REQUEST → Could you extract every entry below and reproduce it exactly?

[start]

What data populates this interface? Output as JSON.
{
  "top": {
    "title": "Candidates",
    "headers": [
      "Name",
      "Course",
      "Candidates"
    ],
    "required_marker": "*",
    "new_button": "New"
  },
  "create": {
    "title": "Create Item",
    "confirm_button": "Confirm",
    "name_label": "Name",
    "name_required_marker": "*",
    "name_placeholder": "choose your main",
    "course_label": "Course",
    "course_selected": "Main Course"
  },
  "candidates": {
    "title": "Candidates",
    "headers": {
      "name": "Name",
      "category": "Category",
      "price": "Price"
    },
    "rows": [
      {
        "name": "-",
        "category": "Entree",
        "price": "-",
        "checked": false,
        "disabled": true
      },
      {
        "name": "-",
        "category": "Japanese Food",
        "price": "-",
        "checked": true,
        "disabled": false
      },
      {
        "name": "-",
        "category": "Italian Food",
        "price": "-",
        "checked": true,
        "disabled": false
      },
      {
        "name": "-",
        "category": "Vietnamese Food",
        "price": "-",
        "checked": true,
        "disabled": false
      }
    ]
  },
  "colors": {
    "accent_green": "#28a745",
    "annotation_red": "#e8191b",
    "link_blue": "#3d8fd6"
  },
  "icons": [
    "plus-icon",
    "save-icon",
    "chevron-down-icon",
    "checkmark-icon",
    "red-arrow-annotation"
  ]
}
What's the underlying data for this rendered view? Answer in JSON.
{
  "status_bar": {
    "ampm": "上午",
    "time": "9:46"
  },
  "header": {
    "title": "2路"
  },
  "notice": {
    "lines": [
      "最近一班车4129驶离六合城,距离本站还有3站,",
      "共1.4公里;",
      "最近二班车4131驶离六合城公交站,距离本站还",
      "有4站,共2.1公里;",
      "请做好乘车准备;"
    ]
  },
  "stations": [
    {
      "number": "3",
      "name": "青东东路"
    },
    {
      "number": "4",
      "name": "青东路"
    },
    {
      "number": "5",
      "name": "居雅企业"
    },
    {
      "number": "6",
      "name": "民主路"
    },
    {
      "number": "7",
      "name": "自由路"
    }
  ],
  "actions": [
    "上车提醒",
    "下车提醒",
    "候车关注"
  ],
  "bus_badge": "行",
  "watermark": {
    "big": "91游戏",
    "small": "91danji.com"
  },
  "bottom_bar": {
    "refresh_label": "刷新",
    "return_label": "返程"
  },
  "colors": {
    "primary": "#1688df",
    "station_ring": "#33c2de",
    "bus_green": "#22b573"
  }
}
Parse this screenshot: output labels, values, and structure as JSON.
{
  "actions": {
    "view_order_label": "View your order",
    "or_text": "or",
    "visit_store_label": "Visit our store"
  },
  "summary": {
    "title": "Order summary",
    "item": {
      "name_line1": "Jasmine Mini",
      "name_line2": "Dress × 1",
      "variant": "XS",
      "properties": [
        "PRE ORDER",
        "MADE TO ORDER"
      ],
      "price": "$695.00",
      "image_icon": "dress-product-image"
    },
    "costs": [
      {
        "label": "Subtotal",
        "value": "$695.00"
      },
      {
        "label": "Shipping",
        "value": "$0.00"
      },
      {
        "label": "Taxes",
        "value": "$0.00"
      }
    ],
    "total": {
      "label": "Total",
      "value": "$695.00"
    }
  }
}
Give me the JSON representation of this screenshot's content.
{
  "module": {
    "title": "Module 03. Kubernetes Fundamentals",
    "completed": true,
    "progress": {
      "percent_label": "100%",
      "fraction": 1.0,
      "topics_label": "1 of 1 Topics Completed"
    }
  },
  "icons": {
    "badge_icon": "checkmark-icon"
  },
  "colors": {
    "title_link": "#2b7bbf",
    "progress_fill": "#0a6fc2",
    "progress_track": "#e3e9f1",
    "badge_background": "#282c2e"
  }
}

[end]

CORRECT OUTPUT →
What data populates this interface? Output as JSON.
{
  "top": {
    "title": "Candidates",
    "headers": [
      "Name",
      "Course",
      "Candidates"
    ],
    "required_marker": "*",
    "new_button": "New"
  },
  "create": {
    "title": "Create Item",
    "confirm_button": "Confirm",
    "name_label": "Name",
    "name_required_marker": "*",
    "name_placeholder": "choose your main",
    "course_label": "Course",
    "course_selected": "Main Course"
  },
  "candidates": {
    "title": "Candidates",
    "headers": {
      "name": "Name",
      "category": "Category",
      "price": "Price"
    },
    "rows": [
      {
        "name": "-",
        "category": "Entree",
        "price": "-",
        "checked": false,
        "disabled": true
      },
      {
        "name": "-",
        "category": "Japanese Food",
        "price": "-",
        "checked": true,
        "disabled": false
      },
      {
        "name": "-",
        "category": "Italian Food",
        "price": "-",
        "checked": true,
        "disabled": false
      },
      {
        "name": "-",
        "category": "Vietnamese Food",
        "price": "-",
        "checked": true,
        "disabled": false
      }
    ]
  },
  "colors": {
    "accent_green": "#28a745",
    "annotation_red": "#e8191b",
    "link_blue": "#3d8fd6"
  },
  "icons": [
    "plus-icon",
    "save-icon",
    "chevron-down-icon",
    "checkmark-icon",
    "red-arrow-annotation"
  ]
}
What's the underlying data for this rendered view? Answer in JSON.
{
  "status_bar": {
    "ampm": "上午",
    "time": "9:46"
  },
  "header": {
    "title": "2路"
  },
  "notice": {
    "lines": [
      "最近一班车4129驶离六合城,距离本站还有3站,",
      "共1.4公里;",
      "最近二班车4131驶离六合城公交站,距离本站还",
      "有4站,共2.1公里;",
      "请做好乘车准备;"
    ]
  },
  "stations": [
    {
      "number": "3",
      "name": "青东东路"
    },
    {
      "number": "4",
      "name": "青东路"
    },
    {
      "number": "5",
      "name": "居雅企业"
    },
    {
      "number": "6",
      "name": "民主路"
    },
    {
      "number": "7",
      "name": "自由路"
    }
  ],
  "actions": [
    "上车提醒",
    "下车提醒",
    "候车关注"
  ],
  "bus_badge": "行",
  "watermark": {
    "big": "91游戏",
    "small": "91danji.com"
  },
  "bottom_bar": {
    "refresh_label": "刷新",
    "return_label": "返程"
  },
  "colors": {
    "primary": "#1688df",
    "station_ring": "#33c2de",
    "bus_green": "#22b573"
  }
}
Parse this screenshot: output labels, values, and structure as JSON.
{
  "actions": {
    "view_order_label": "View your order",
    "or_text": "or",
    "visit_store_label": "Visit our store"
  },
  "summary": {
    "title": "Order summary",
    "item": {
      "name_line1": "Jasmine Mini",
      "name_line2": "Dress × 1",
      "variant": "XS",
      "properties": [
        "PRE ORDER",
        "MADE TO ORDER"
      ],
      "price": "$695.00",
      "image_icon": "dress-product-image"
    },
    "costs": [
      {
        "label": "Subtotal",
        "value": "$695.00"
      },
      {
        "label": "Shipping",
        "value": "$0.00"
      },
      {
        "label": "Taxes",
        "value": "$0.00"
      }
    ],
    "total": {
      "label": "Total",
      "value": "$695.00"
    }
  }
}
Give me the JSON representation of this screenshot's content.
{
  "module": {
    "title": "Module 03. Kubernetes Fundamentals",
    "completed": true,
    "progress": {
      "percent_label": "100%",
      "fraction": 1.0,
      "topics_label": "1 of 1 Topics Completed"
    }
  },
  "icons": {
    "badge_icon": "checkmark-icon"
  },
  "colors": {
    "title_link": "#2b7bbf",
    "progress_fill": "#0a6fc2",
    "progress_track": "#e3e9f1",
    "badge_background": "#282c2e"
  }
}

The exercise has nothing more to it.